▶ [GIVEN EXERCISE]: Find every line in the records below that holds the word "wohl", and copy it out.

▶ [EXERCISE INPUT]:
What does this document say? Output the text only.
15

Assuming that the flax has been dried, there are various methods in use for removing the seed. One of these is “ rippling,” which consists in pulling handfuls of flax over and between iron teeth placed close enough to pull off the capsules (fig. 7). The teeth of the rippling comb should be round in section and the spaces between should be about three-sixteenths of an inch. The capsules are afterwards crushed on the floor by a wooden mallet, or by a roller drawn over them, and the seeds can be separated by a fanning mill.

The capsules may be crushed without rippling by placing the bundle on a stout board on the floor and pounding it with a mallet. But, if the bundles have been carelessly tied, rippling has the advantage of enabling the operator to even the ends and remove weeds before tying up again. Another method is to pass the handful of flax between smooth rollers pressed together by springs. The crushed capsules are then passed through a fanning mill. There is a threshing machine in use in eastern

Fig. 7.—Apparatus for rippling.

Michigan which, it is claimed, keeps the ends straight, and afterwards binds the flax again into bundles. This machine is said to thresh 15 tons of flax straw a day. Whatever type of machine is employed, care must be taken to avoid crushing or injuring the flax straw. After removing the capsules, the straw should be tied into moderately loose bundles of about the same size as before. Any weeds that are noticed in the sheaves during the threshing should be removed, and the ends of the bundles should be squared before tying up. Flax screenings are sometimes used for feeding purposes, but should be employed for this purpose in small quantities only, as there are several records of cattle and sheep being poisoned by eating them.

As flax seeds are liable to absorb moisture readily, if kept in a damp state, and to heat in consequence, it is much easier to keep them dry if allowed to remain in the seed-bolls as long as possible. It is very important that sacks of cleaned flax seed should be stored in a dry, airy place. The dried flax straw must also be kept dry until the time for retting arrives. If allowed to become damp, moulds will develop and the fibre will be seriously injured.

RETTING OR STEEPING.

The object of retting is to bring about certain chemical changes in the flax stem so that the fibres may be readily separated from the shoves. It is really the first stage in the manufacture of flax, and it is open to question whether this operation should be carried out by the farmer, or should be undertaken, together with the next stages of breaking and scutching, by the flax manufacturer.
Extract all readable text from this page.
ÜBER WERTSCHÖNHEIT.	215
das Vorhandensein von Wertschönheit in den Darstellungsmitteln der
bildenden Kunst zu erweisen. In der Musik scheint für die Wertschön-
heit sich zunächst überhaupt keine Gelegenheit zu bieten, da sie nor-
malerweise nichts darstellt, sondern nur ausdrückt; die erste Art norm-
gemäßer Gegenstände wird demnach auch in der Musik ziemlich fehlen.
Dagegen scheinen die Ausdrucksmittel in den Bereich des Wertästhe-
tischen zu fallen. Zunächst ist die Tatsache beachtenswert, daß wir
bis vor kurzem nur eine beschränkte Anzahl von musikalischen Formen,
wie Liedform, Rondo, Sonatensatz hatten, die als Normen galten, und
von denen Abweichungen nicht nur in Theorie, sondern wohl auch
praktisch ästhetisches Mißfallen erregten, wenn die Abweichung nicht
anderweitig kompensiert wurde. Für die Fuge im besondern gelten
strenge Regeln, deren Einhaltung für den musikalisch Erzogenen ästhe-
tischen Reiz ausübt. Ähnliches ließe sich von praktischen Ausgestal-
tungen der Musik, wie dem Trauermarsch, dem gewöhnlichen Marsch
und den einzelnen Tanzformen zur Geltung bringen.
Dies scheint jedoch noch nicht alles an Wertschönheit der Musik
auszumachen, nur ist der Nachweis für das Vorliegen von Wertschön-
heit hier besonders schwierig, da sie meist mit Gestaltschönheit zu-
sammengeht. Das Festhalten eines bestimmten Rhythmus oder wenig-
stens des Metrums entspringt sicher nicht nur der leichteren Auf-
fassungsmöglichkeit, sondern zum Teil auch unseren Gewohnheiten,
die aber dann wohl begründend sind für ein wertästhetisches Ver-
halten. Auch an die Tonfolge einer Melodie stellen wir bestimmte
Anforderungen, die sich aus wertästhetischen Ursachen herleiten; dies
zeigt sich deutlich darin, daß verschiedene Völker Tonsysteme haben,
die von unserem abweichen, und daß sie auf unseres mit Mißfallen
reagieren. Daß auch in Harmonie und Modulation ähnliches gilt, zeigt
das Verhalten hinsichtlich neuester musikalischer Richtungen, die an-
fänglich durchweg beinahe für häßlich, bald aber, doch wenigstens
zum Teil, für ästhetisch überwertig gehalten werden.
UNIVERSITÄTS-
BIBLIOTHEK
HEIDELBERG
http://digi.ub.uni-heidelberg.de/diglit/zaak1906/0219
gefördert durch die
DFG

▶ [ANSWER FOR THIS EXERCISE]:
von denen Abweichungen nicht nur in Theorie, sondern wohl auch
die aber dann wohl begründend sind für ein wertästhetisches Ver-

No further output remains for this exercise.